• _Required task_:
Reproduce all the entries exactly and keep the pictures out.

[Collected data]
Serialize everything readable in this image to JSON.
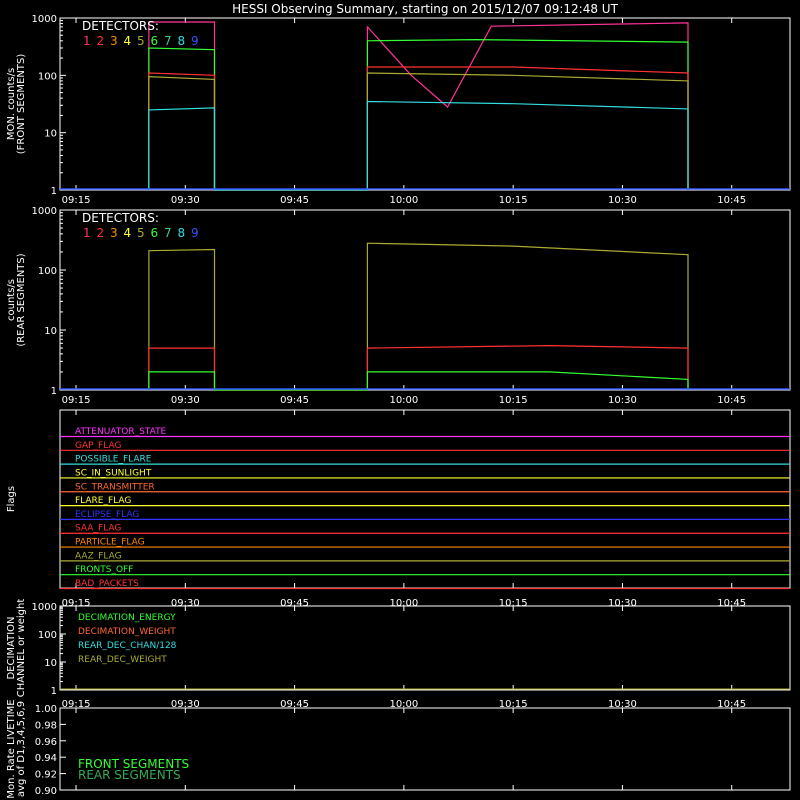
{
  "title": "HESSI Observing Summary, starting on 2015/12/07 09:12:48 UT",
  "time_ticks": [
    "09:15",
    "09:30",
    "09:45",
    "10:00",
    "10:15",
    "10:30",
    "10:45"
  ],
  "detector_colors": [
    "#ff3366",
    "#ff3333",
    "#ff8800",
    "#ffff33",
    "#aaaa33",
    "#33ff33",
    "#33cc88",
    "#33dddd",
    "#3355ff"
  ],
  "chart_data": [
    {
      "type": "line",
      "ylabel": [
        "MON. counts/s",
        "(FRONT SEGMENTS)"
      ],
      "yscale": "log",
      "ylim": [
        1,
        1000
      ],
      "y_ticks": [
        "1",
        "10",
        "100",
        "1000"
      ],
      "xlim": [
        "09:12:48",
        "10:53:00"
      ],
      "legend": {
        "title": "DETECTORS:",
        "labels": [
          "1",
          "2",
          "3",
          "4",
          "5",
          "6",
          "7",
          "8",
          "9"
        ]
      },
      "series": [
        {
          "color": "#ff3399",
          "x": [
            "09:25",
            "09:25",
            "09:34",
            "09:34",
            "09:55",
            "09:55",
            "10:01",
            "10:06",
            "10:12",
            "10:39",
            "10:39"
          ],
          "y": [
            1,
            850,
            850,
            1,
            1,
            700,
            100,
            28,
            720,
            820,
            1
          ]
        },
        {
          "color": "#33ff33",
          "x": [
            "09:25",
            "09:25",
            "09:34",
            "09:34",
            "09:55",
            "09:55",
            "10:10",
            "10:39",
            "10:39"
          ],
          "y": [
            1,
            300,
            280,
            1,
            1,
            400,
            420,
            380,
            1
          ]
        },
        {
          "color": "#ff3333",
          "x": [
            "09:25",
            "09:25",
            "09:34",
            "09:34",
            "09:55",
            "09:55",
            "10:15",
            "10:39",
            "10:39"
          ],
          "y": [
            1,
            110,
            100,
            1,
            1,
            140,
            140,
            110,
            1
          ]
        },
        {
          "color": "#aaaa33",
          "x": [
            "09:25",
            "09:25",
            "09:34",
            "09:34",
            "09:55",
            "09:55",
            "10:15",
            "10:39",
            "10:39"
          ],
          "y": [
            1,
            95,
            85,
            1,
            1,
            110,
            100,
            80,
            1
          ]
        },
        {
          "color": "#33dddd",
          "x": [
            "09:25",
            "09:25",
            "09:34",
            "09:34",
            "09:55",
            "09:55",
            "10:15",
            "10:39",
            "10:39"
          ],
          "y": [
            1,
            25,
            27,
            1,
            1,
            35,
            32,
            26,
            1
          ]
        }
      ]
    },
    {
      "type": "line",
      "ylabel": [
        "counts/s",
        "(REAR SEGMENTS)"
      ],
      "yscale": "log",
      "ylim": [
        1,
        1000
      ],
      "y_ticks": [
        "1",
        "10",
        "100",
        "1000"
      ],
      "xlim": [
        "09:12:48",
        "10:53:00"
      ],
      "legend": {
        "title": "DETECTORS:",
        "labels": [
          "1",
          "2",
          "3",
          "4",
          "5",
          "6",
          "7",
          "8",
          "9"
        ]
      },
      "series": [
        {
          "color": "#aaaa33",
          "x": [
            "09:25",
            "09:25",
            "09:34",
            "09:34",
            "09:55",
            "09:55",
            "10:15",
            "10:39",
            "10:39"
          ],
          "y": [
            1,
            210,
            220,
            1,
            1,
            280,
            250,
            180,
            1
          ]
        },
        {
          "color": "#ff3333",
          "x": [
            "09:25",
            "09:25",
            "09:34",
            "09:34",
            "09:55",
            "09:55",
            "10:20",
            "10:39",
            "10:39"
          ],
          "y": [
            1,
            5,
            5,
            1,
            1,
            5,
            5.5,
            5,
            1
          ]
        },
        {
          "color": "#33ff33",
          "x": [
            "09:25",
            "09:25",
            "09:34",
            "09:34",
            "09:55",
            "09:55",
            "10:20",
            "10:39",
            "10:39"
          ],
          "y": [
            1,
            2,
            2,
            1,
            1,
            2,
            2,
            1.5,
            1
          ]
        }
      ]
    },
    {
      "type": "table",
      "ylabel": [
        "Flags"
      ],
      "flags": [
        {
          "name": "ATTENUATOR_STATE",
          "color": "#ff33ff"
        },
        {
          "name": "GAP_FLAG",
          "color": "#ff3333"
        },
        {
          "name": "POSSIBLE_FLARE",
          "color": "#33dddd"
        },
        {
          "name": "SC_IN_SUNLIGHT",
          "color": "#ffff33"
        },
        {
          "name": "SC_TRANSMITTER",
          "color": "#ff6633"
        },
        {
          "name": "FLARE_FLAG",
          "color": "#ffff33"
        },
        {
          "name": "ECLIPSE_FLAG",
          "color": "#3333ff"
        },
        {
          "name": "SAA_FLAG",
          "color": "#ff3333"
        },
        {
          "name": "PARTICLE_FLAG",
          "color": "#ff8800"
        },
        {
          "name": "AAZ_FLAG",
          "color": "#aaaa33"
        },
        {
          "name": "FRONTS_OFF",
          "color": "#33ff33"
        },
        {
          "name": "BAD_PACKETS",
          "color": "#ff3333"
        }
      ]
    },
    {
      "type": "line",
      "ylabel": [
        "DECIMATION",
        "CHANNEL or weight"
      ],
      "yscale": "log",
      "ylim": [
        1,
        1000
      ],
      "y_ticks": [
        "1",
        "10",
        "100",
        "1000"
      ],
      "legend": {
        "labels": [
          "DECIMATION_ENERGY",
          "DECIMATION_WEIGHT",
          "REAR_DEC_CHAN/128",
          "REAR_DEC_WEIGHT"
        ],
        "colors": [
          "#33ff33",
          "#ff6633",
          "#33dddd",
          "#aaaa33"
        ]
      }
    },
    {
      "type": "line",
      "ylabel": [
        "Mon. Rate LIVETIME",
        "avg of D1,3,4,5,6,9"
      ],
      "ylim": [
        0.9,
        1.0
      ],
      "y_ticks": [
        "0.90",
        "0.92",
        "0.94",
        "0.96",
        "0.98",
        "1.00"
      ],
      "legend": {
        "labels": [
          "FRONT SEGMENTS",
          "REAR SEGMENTS"
        ],
        "colors": [
          "#33ff33",
          "#33aa55"
        ]
      }
    }
  ]
}
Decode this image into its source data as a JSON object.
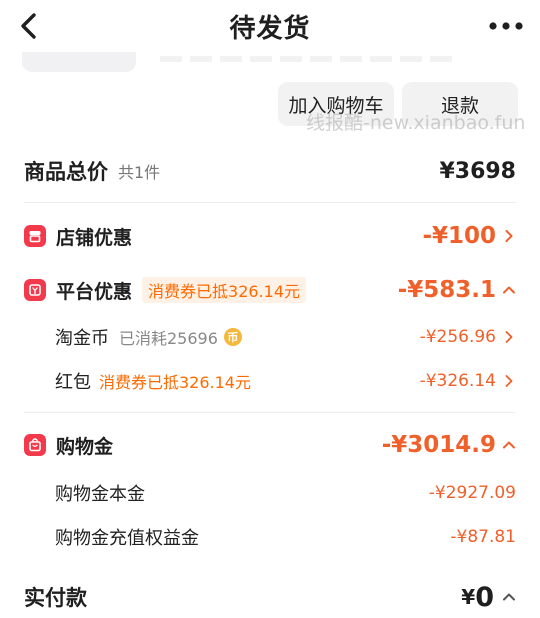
{
  "header": {
    "title": "待发货"
  },
  "actions": {
    "add_to_cart": "加入购物车",
    "refund": "退款"
  },
  "watermark": "线报酷-new.xianbao.fun",
  "total": {
    "label": "商品总价",
    "count": "共1件",
    "value": "¥3698"
  },
  "store_discount": {
    "label": "店铺优惠",
    "value": "-¥100"
  },
  "platform_discount": {
    "label": "平台优惠",
    "tag": "消费券已抵326.14元",
    "value": "-¥583.1",
    "items": [
      {
        "label": "淘金币",
        "note": "已消耗25696",
        "coin_glyph": "币",
        "value": "-¥256.96"
      },
      {
        "label": "红包",
        "tag": "消费券已抵326.14元",
        "value": "-¥326.14"
      }
    ]
  },
  "shopping_credit": {
    "label": "购物金",
    "value": "-¥3014.9",
    "items": [
      {
        "label": "购物金本金",
        "value": "-¥2927.09"
      },
      {
        "label": "购物金充值权益金",
        "value": "-¥87.81"
      }
    ]
  },
  "paid": {
    "label": "实付款",
    "currency": "¥",
    "amount": "0"
  },
  "colors": {
    "accent": "#f0602a",
    "icon_red": "#f23a4c",
    "tag_bg": "#fff1e6"
  }
}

• _Answer in full_:
Serialize everything readable in this image to JSON.
{
  "title": "HESSI Observing Summary, starting on 2015/12/07 09:12:48 UT",
  "time_ticks": [
    "09:15",
    "09:30",
    "09:45",
    "10:00",
    "10:15",
    "10:30",
    "10:45"
  ],
  "detector_colors": [
    "#ff3366",
    "#ff3333",
    "#ff8800",
    "#ffff33",
    "#aaaa33",
    "#33ff33",
    "#33cc88",
    "#33dddd",
    "#3355ff"
  ],
  "chart_data": [
    {
      "type": "line",
      "ylabel": [
        "MON. counts/s",
        "(FRONT SEGMENTS)"
      ],
      "yscale": "log",
      "ylim": [
        1,
        1000
      ],
      "y_ticks": [
        "1",
        "10",
        "100",
        "1000"
      ],
      "xlim": [
        "09:12:48",
        "10:53:00"
      ],
      "legend": {
        "title": "DETECTORS:",
        "labels": [
          "1",
          "2",
          "3",
          "4",
          "5",
          "6",
          "7",
          "8",
          "9"
        ]
      },
      "series": [
        {
          "color": "#ff3399",
          "x": [
            "09:25",
            "09:25",
            "09:34",
            "09:34",
            "09:55",
            "09:55",
            "10:01",
            "10:06",
            "10:12",
            "10:39",
            "10:39"
          ],
          "y": [
            1,
            850,
            850,
            1,
            1,
            700,
            100,
            28,
            720,
            820,
            1
          ]
        },
        {
          "color": "#33ff33",
          "x": [
            "09:25",
            "09:25",
            "09:34",
            "09:34",
            "09:55",
            "09:55",
            "10:10",
            "10:39",
            "10:39"
          ],
          "y": [
            1,
            300,
            280,
            1,
            1,
            400,
            420,
            380,
            1
          ]
        },
        {
          "color": "#ff3333",
          "x": [
            "09:25",
            "09:25",
            "09:34",
            "09:34",
            "09:55",
            "09:55",
            "10:15",
            "10:39",
            "10:39"
          ],
          "y": [
            1,
            110,
            100,
            1,
            1,
            140,
            140,
            110,
            1
          ]
        },
        {
          "color": "#aaaa33",
          "x": [
            "09:25",
            "09:25",
            "09:34",
            "09:34",
            "09:55",
            "09:55",
            "10:15",
            "10:39",
            "10:39"
          ],
          "y": [
            1,
            95,
            85,
            1,
            1,
            110,
            100,
            80,
            1
          ]
        },
        {
          "color": "#33dddd",
          "x": [
            "09:25",
            "09:25",
            "09:34",
            "09:34",
            "09:55",
            "09:55",
            "10:15",
            "10:39",
            "10:39"
          ],
          "y": [
            1,
            25,
            27,
            1,
            1,
            35,
            32,
            26,
            1
          ]
        }
      ]
    },
    {
      "type": "line",
      "ylabel": [
        "counts/s",
        "(REAR SEGMENTS)"
      ],
      "yscale": "log",
      "ylim": [
        1,
        1000
      ],
      "y_ticks": [
        "1",
        "10",
        "100",
        "1000"
      ],
      "xlim": [
        "09:12:48",
        "10:53:00"
      ],
      "legend": {
        "title": "DETECTORS:",
        "labels": [
          "1",
          "2",
          "3",
          "4",
          "5",
          "6",
          "7",
          "8",
          "9"
        ]
      },
      "series": [
        {
          "color": "#aaaa33",
          "x": [
            "09:25",
            "09:25",
            "09:34",
            "09:34",
            "09:55",
            "09:55",
            "10:15",
            "10:39",
            "10:39"
          ],
          "y": [
            1,
            210,
            220,
            1,
            1,
            280,
            250,
            180,
            1
          ]
        },
        {
          "color": "#ff3333",
          "x": [
            "09:25",
            "09:25",
            "09:34",
            "09:34",
            "09:55",
            "09:55",
            "10:20",
            "10:39",
            "10:39"
          ],
          "y": [
            1,
            5,
            5,
            1,
            1,
            5,
            5.5,
            5,
            1
          ]
        },
        {
          "color": "#33ff33",
          "x": [
            "09:25",
            "09:25",
            "09:34",
            "09:34",
            "09:55",
            "09:55",
            "10:20",
            "10:39",
            "10:39"
          ],
          "y": [
            1,
            2,
            2,
            1,
            1,
            2,
            2,
            1.5,
            1
          ]
        }
      ]
    },
    {
      "type": "table",
      "ylabel": [
        "Flags"
      ],
      "flags": [
        {
          "name": "ATTENUATOR_STATE",
          "color": "#ff33ff"
        },
        {
          "name": "GAP_FLAG",
          "color": "#ff3333"
        },
        {
          "name": "POSSIBLE_FLARE",
          "color": "#33dddd"
        },
        {
          "name": "SC_IN_SUNLIGHT",
          "color": "#ffff33"
        },
        {
          "name": "SC_TRANSMITTER",
          "color": "#ff6633"
        },
        {
          "name": "FLARE_FLAG",
          "color": "#ffff33"
        },
        {
          "name": "ECLIPSE_FLAG",
          "color": "#3333ff"
        },
        {
          "name": "SAA_FLAG",
          "color": "#ff3333"
        },
        {
          "name": "PARTICLE_FLAG",
          "color": "#ff8800"
        },
        {
          "name": "AAZ_FLAG",
          "color": "#aaaa33"
        },
        {
          "name": "FRONTS_OFF",
          "color": "#33ff33"
        },
        {
          "name": "BAD_PACKETS",
          "color": "#ff3333"
        }
      ]
    },
    {
      "type": "line",
      "ylabel": [
        "DECIMATION",
        "CHANNEL or weight"
      ],
      "yscale": "log",
      "ylim": [
        1,
        1000
      ],
      "y_ticks": [
        "1",
        "10",
        "100",
        "1000"
      ],
      "legend": {
        "labels": [
          "DECIMATION_ENERGY",
          "DECIMATION_WEIGHT",
          "REAR_DEC_CHAN/128",
          "REAR_DEC_WEIGHT"
        ],
        "colors": [
          "#33ff33",
          "#ff6633",
          "#33dddd",
          "#aaaa33"
        ]
      }
    },
    {
      "type": "line",
      "ylabel": [
        "Mon. Rate LIVETIME",
        "avg of D1,3,4,5,6,9"
      ],
      "ylim": [
        0.9,
        1.0
      ],
      "y_ticks": [
        "0.90",
        "0.92",
        "0.94",
        "0.96",
        "0.98",
        "1.00"
      ],
      "legend": {
        "labels": [
          "FRONT SEGMENTS",
          "REAR SEGMENTS"
        ],
        "colors": [
          "#33ff33",
          "#33aa55"
        ]
      }
    }
  ]
}
Decode this image into its source data as a JSON object.
{
  "header": {
    "title": "待发货"
  },
  "actions": {
    "add_to_cart": "加入购物车",
    "refund": "退款"
  },
  "watermark": "线报酷-new.xianbao.fun",
  "total": {
    "label": "商品总价",
    "count": "共1件",
    "value": "¥3698"
  },
  "store_discount": {
    "label": "店铺优惠",
    "value": "-¥100"
  },
  "platform_discount": {
    "label": "平台优惠",
    "tag": "消费券已抵326.14元",
    "value": "-¥583.1",
    "items": [
      {
        "label": "淘金币",
        "note": "已消耗25696",
        "coin_glyph": "币",
        "value": "-¥256.96"
      },
      {
        "label": "红包",
        "tag": "消费券已抵326.14元",
        "value": "-¥326.14"
      }
    ]
  },
  "shopping_credit": {
    "label": "购物金",
    "value": "-¥3014.9",
    "items": [
      {
        "label": "购物金本金",
        "value": "-¥2927.09"
      },
      {
        "label": "购物金充值权益金",
        "value": "-¥87.81"
      }
    ]
  },
  "paid": {
    "label": "实付款",
    "currency": "¥",
    "amount": "0"
  },
  "colors": {
    "accent": "#f0602a",
    "icon_red": "#f23a4c",
    "tag_bg": "#fff1e6"
  }
}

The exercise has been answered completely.